Write out the listing exactly as it is given.

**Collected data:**
** BEGIN **

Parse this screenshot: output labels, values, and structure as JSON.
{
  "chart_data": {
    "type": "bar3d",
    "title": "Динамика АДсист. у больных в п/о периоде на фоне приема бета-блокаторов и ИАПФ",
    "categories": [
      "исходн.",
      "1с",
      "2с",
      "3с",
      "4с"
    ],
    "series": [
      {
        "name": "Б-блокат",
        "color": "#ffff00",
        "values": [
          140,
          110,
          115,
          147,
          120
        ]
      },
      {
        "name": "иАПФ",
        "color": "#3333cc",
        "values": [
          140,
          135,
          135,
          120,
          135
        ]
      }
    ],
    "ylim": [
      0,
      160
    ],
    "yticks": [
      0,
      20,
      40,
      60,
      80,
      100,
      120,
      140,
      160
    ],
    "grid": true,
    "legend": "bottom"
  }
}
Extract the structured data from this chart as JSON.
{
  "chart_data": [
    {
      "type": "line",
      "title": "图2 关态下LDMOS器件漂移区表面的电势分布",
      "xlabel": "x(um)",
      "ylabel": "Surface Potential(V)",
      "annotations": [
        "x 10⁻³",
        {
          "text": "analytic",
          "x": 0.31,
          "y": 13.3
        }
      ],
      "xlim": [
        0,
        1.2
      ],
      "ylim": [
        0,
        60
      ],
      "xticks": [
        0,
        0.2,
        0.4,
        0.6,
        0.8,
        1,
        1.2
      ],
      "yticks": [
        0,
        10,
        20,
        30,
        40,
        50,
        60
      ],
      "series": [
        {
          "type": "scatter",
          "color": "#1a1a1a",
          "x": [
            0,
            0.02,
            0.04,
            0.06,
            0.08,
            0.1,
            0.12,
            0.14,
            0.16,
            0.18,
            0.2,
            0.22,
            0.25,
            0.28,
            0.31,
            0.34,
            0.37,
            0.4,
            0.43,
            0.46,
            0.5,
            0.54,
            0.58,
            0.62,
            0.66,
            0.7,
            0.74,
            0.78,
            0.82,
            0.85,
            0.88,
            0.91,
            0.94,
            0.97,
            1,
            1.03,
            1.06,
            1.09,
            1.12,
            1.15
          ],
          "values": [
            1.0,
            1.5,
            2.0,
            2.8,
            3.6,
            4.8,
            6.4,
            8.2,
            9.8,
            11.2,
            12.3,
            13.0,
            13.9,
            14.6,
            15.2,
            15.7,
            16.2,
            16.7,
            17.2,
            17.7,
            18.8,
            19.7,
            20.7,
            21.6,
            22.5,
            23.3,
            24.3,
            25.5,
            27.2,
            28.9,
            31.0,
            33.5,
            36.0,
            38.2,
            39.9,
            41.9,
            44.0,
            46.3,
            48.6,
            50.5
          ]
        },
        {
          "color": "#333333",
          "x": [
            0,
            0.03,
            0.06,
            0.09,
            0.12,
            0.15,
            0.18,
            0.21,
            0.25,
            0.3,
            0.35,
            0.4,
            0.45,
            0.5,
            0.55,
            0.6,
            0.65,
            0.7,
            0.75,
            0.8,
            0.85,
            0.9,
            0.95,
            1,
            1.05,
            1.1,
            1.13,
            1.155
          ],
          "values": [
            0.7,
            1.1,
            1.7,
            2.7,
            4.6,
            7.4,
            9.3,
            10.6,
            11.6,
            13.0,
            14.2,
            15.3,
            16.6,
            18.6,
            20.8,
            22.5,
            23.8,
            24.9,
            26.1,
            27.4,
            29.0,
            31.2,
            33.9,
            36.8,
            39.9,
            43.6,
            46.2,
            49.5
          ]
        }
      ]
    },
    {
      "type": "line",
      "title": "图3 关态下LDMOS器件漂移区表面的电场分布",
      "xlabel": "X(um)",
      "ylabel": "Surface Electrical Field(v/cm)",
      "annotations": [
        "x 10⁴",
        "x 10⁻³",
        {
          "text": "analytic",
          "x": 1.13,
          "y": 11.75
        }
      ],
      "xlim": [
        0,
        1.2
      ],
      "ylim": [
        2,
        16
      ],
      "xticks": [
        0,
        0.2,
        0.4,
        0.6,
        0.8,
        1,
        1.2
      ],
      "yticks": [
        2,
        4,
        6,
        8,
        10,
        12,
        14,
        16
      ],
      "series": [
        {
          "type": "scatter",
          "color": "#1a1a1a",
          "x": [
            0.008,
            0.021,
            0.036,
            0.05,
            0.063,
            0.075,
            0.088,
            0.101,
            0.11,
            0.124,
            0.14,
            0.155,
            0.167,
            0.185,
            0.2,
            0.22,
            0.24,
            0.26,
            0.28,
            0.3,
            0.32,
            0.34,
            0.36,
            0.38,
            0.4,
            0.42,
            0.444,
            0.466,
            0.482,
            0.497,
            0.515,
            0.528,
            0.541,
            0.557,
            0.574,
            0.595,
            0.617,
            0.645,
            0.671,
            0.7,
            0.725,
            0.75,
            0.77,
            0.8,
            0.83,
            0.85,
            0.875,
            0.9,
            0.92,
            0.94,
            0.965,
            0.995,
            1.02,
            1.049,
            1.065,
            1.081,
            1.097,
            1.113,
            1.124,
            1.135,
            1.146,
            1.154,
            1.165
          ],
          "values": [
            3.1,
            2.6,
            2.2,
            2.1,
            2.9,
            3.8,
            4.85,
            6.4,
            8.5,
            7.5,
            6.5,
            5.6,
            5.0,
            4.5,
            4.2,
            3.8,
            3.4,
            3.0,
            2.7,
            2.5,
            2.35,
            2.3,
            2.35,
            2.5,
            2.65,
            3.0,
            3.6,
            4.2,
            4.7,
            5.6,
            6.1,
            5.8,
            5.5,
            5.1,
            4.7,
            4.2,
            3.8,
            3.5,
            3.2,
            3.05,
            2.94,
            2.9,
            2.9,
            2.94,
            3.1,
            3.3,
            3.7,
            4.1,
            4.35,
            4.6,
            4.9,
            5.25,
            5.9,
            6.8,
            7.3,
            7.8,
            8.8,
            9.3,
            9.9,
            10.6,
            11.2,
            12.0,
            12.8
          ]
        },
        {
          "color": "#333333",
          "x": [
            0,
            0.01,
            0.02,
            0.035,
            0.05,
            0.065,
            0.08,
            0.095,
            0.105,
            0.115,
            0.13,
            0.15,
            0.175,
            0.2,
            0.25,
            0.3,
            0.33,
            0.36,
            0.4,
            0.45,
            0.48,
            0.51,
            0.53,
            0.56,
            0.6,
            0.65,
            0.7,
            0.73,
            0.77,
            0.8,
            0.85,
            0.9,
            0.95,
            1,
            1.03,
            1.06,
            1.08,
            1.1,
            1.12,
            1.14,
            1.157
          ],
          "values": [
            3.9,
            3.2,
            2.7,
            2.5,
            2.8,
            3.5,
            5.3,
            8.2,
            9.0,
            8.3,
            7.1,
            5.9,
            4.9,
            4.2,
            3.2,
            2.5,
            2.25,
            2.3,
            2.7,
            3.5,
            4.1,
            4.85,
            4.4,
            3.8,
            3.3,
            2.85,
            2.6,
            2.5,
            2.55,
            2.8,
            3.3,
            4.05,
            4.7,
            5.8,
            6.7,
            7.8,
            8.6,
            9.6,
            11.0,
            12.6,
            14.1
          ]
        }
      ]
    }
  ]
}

** END **

**IN RESPONSE:**
Parse this screenshot: output labels, values, and structure as JSON.
{
  "chart_data": {
    "type": "bar3d",
    "title": "Динамика АДсист. у больных в п/о периоде на фоне приема бета-блокаторов и ИАПФ",
    "categories": [
      "исходн.",
      "1с",
      "2с",
      "3с",
      "4с"
    ],
    "series": [
      {
        "name": "Б-блокат",
        "color": "#ffff00",
        "values": [
          140,
          110,
          115,
          147,
          120
        ]
      },
      {
        "name": "иАПФ",
        "color": "#3333cc",
        "values": [
          140,
          135,
          135,
          120,
          135
        ]
      }
    ],
    "ylim": [
      0,
      160
    ],
    "yticks": [
      0,
      20,
      40,
      60,
      80,
      100,
      120,
      140,
      160
    ],
    "grid": true,
    "legend": "bottom"
  }
}
Extract the structured data from this chart as JSON.
{
  "chart_data": [
    {
      "type": "line",
      "title": "图2 关态下LDMOS器件漂移区表面的电势分布",
      "xlabel": "x(um)",
      "ylabel": "Surface Potential(V)",
      "annotations": [
        "x 10⁻³",
        {
          "text": "analytic",
          "x": 0.31,
          "y": 13.3
        }
      ],
      "xlim": [
        0,
        1.2
      ],
      "ylim": [
        0,
        60
      ],
      "xticks": [
        0,
        0.2,
        0.4,
        0.6,
        0.8,
        1,
        1.2
      ],
      "yticks": [
        0,
        10,
        20,
        30,
        40,
        50,
        60
      ],
      "series": [
        {
          "type": "scatter",
          "color": "#1a1a1a",
          "x": [
            0,
            0.02,
            0.04,
            0.06,
            0.08,
            0.1,
            0.12,
            0.14,
            0.16,
            0.18,
            0.2,
            0.22,
            0.25,
            0.28,
            0.31,
            0.34,
            0.37,
            0.4,
            0.43,
            0.46,
            0.5,
            0.54,
            0.58,
            0.62,
            0.66,
            0.7,
            0.74,
            0.78,
            0.82,
            0.85,
            0.88,
            0.91,
            0.94,
            0.97,
            1,
            1.03,
            1.06,
            1.09,
            1.12,
            1.15
          ],
          "values": [
            1.0,
            1.5,
            2.0,
            2.8,
            3.6,
            4.8,
            6.4,
            8.2,
            9.8,
            11.2,
            12.3,
            13.0,
            13.9,
            14.6,
            15.2,
            15.7,
            16.2,
            16.7,
            17.2,
            17.7,
            18.8,
            19.7,
            20.7,
            21.6,
            22.5,
            23.3,
            24.3,
            25.5,
            27.2,
            28.9,
            31.0,
            33.5,
            36.0,
            38.2,
            39.9,
            41.9,
            44.0,
            46.3,
            48.6,
            50.5
          ]
        },
        {
          "color": "#333333",
          "x": [
            0,
            0.03,
            0.06,
            0.09,
            0.12,
            0.15,
            0.18,
            0.21,
            0.25,
            0.3,
            0.35,
            0.4,
            0.45,
            0.5,
            0.55,
            0.6,
            0.65,
            0.7,
            0.75,
            0.8,
            0.85,
            0.9,
            0.95,
            1,
            1.05,
            1.1,
            1.13,
            1.155
          ],
          "values": [
            0.7,
            1.1,
            1.7,
            2.7,
            4.6,
            7.4,
            9.3,
            10.6,
            11.6,
            13.0,
            14.2,
            15.3,
            16.6,
            18.6,
            20.8,
            22.5,
            23.8,
            24.9,
            26.1,
            27.4,
            29.0,
            31.2,
            33.9,
            36.8,
            39.9,
            43.6,
            46.2,
            49.5
          ]
        }
      ]
    },
    {
      "type": "line",
      "title": "图3 关态下LDMOS器件漂移区表面的电场分布",
      "xlabel": "X(um)",
      "ylabel": "Surface Electrical Field(v/cm)",
      "annotations": [
        "x 10⁴",
        "x 10⁻³",
        {
          "text": "analytic",
          "x": 1.13,
          "y": 11.75
        }
      ],
      "xlim": [
        0,
        1.2
      ],
      "ylim": [
        2,
        16
      ],
      "xticks": [
        0,
        0.2,
        0.4,
        0.6,
        0.8,
        1,
        1.2
      ],
      "yticks": [
        2,
        4,
        6,
        8,
        10,
        12,
        14,
        16
      ],
      "series": [
        {
          "type": "scatter",
          "color": "#1a1a1a",
          "x": [
            0.008,
            0.021,
            0.036,
            0.05,
            0.063,
            0.075,
            0.088,
            0.101,
            0.11,
            0.124,
            0.14,
            0.155,
            0.167,
            0.185,
            0.2,
            0.22,
            0.24,
            0.26,
            0.28,
            0.3,
            0.32,
            0.34,
            0.36,
            0.38,
            0.4,
            0.42,
            0.444,
            0.466,
            0.482,
            0.497,
            0.515,
            0.528,
            0.541,
            0.557,
            0.574,
            0.595,
            0.617,
            0.645,
            0.671,
            0.7,
            0.725,
            0.75,
            0.77,
            0.8,
            0.83,
            0.85,
            0.875,
            0.9,
            0.92,
            0.94,
            0.965,
            0.995,
            1.02,
            1.049,
            1.065,
            1.081,
            1.097,
            1.113,
            1.124,
            1.135,
            1.146,
            1.154,
            1.165
          ],
          "values": [
            3.1,
            2.6,
            2.2,
            2.1,
            2.9,
            3.8,
            4.85,
            6.4,
            8.5,
            7.5,
            6.5,
            5.6,
            5.0,
            4.5,
            4.2,
            3.8,
            3.4,
            3.0,
            2.7,
            2.5,
            2.35,
            2.3,
            2.35,
            2.5,
            2.65,
            3.0,
            3.6,
            4.2,
            4.7,
            5.6,
            6.1,
            5.8,
            5.5,
            5.1,
            4.7,
            4.2,
            3.8,
            3.5,
            3.2,
            3.05,
            2.94,
            2.9,
            2.9,
            2.94,
            3.1,
            3.3,
            3.7,
            4.1,
            4.35,
            4.6,
            4.9,
            5.25,
            5.9,
            6.8,
            7.3,
            7.8,
            8.8,
            9.3,
            9.9,
            10.6,
            11.2,
            12.0,
            12.8
          ]
        },
        {
          "color": "#333333",
          "x": [
            0,
            0.01,
            0.02,
            0.035,
            0.05,
            0.065,
            0.08,
            0.095,
            0.105,
            0.115,
            0.13,
            0.15,
            0.175,
            0.2,
            0.25,
            0.3,
            0.33,
            0.36,
            0.4,
            0.45,
            0.48,
            0.51,
            0.53,
            0.56,
            0.6,
            0.65,
            0.7,
            0.73,
            0.77,
            0.8,
            0.85,
            0.9,
            0.95,
            1,
            1.03,
            1.06,
            1.08,
            1.1,
            1.12,
            1.14,
            1.157
          ],
          "values": [
            3.9,
            3.2,
            2.7,
            2.5,
            2.8,
            3.5,
            5.3,
            8.2,
            9.0,
            8.3,
            7.1,
            5.9,
            4.9,
            4.2,
            3.2,
            2.5,
            2.25,
            2.3,
            2.7,
            3.5,
            4.1,
            4.85,
            4.4,
            3.8,
            3.3,
            2.85,
            2.6,
            2.5,
            2.55,
            2.8,
            3.3,
            4.05,
            4.7,
            5.8,
            6.7,
            7.8,
            8.6,
            9.6,
            11.0,
            12.6,
            14.1
          ]
        }
      ]
    }
  ]
}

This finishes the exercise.